■ GIVEN TASK ■
Return the entries below in their exact form, leaving the pictures out.

—————

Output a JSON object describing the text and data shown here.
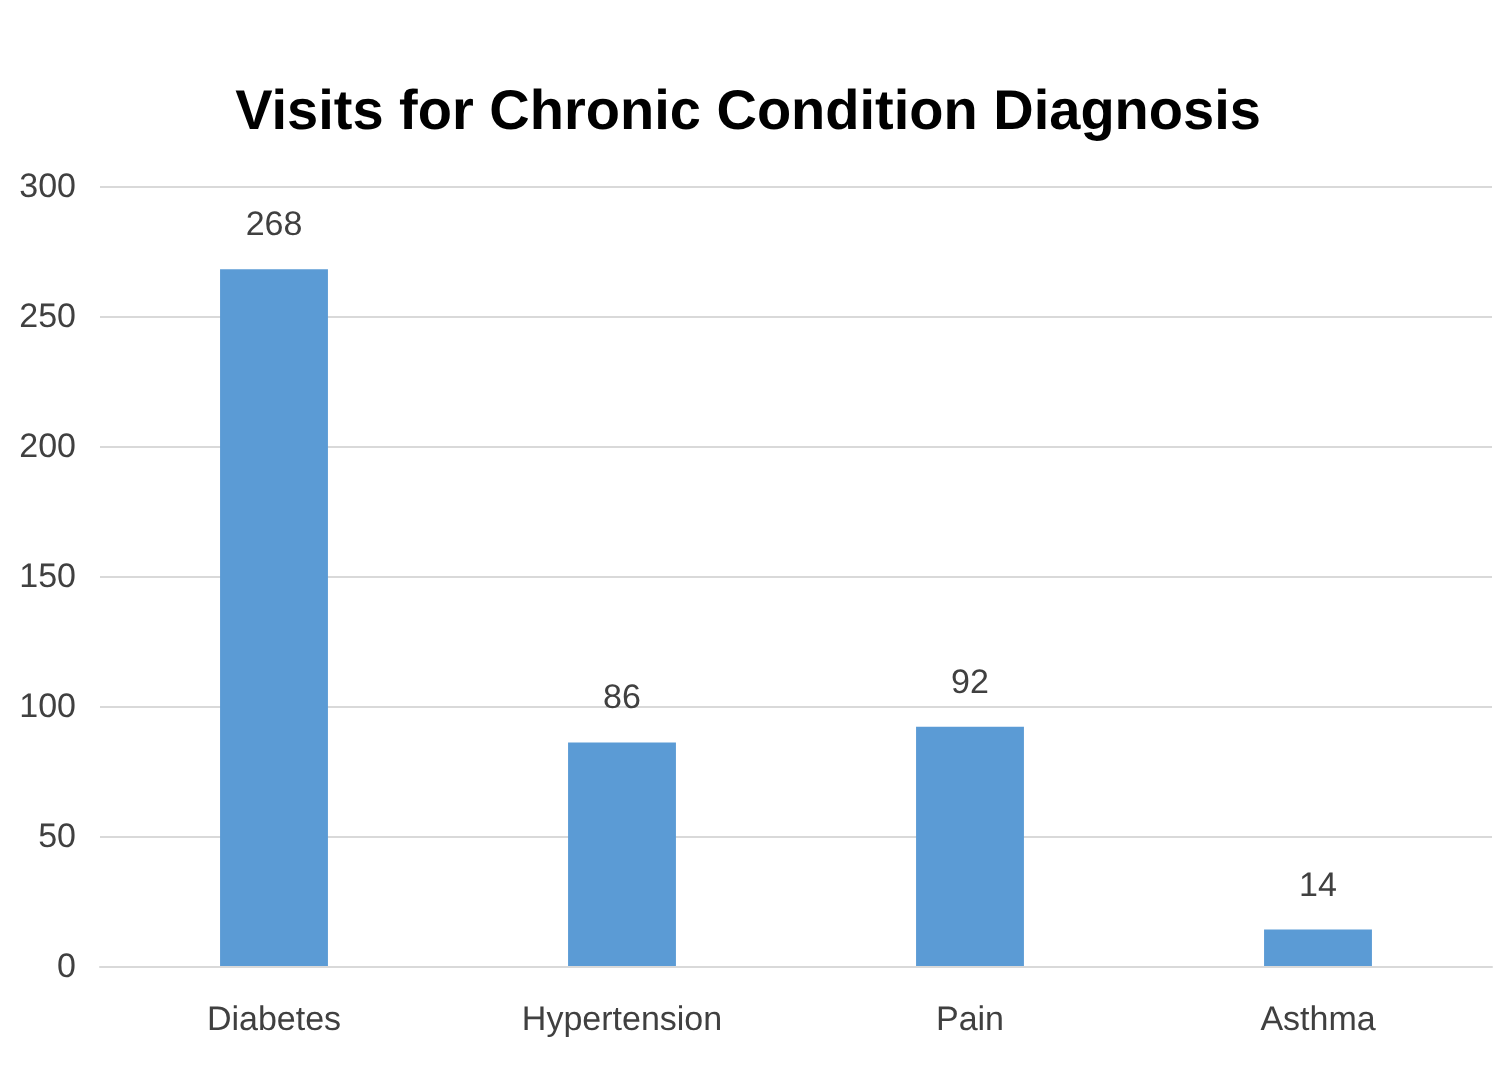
{
  "chart_data": {
    "type": "bar",
    "title": "Visits for Chronic Condition Diagnosis",
    "categories": [
      "Diabetes",
      "Hypertension",
      "Pain",
      "Asthma"
    ],
    "values": [
      268,
      86,
      92,
      14
    ],
    "color": "#5b9bd5",
    "ylim": [
      0,
      300
    ],
    "yticks": [
      0,
      50,
      100,
      150,
      200,
      250,
      300
    ],
    "grid": "y",
    "data_labels": true
  }
}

—————

■ WRITTEN RESPONSE ■
Output a JSON object describing the text and data shown here.
{
  "chart_data": {
    "type": "bar",
    "title": "Visits for Chronic Condition Diagnosis",
    "categories": [
      "Diabetes",
      "Hypertension",
      "Pain",
      "Asthma"
    ],
    "values": [
      268,
      86,
      92,
      14
    ],
    "color": "#5b9bd5",
    "ylim": [
      0,
      300
    ],
    "yticks": [
      0,
      50,
      100,
      150,
      200,
      250,
      300
    ],
    "grid": "y",
    "data_labels": true
  }
}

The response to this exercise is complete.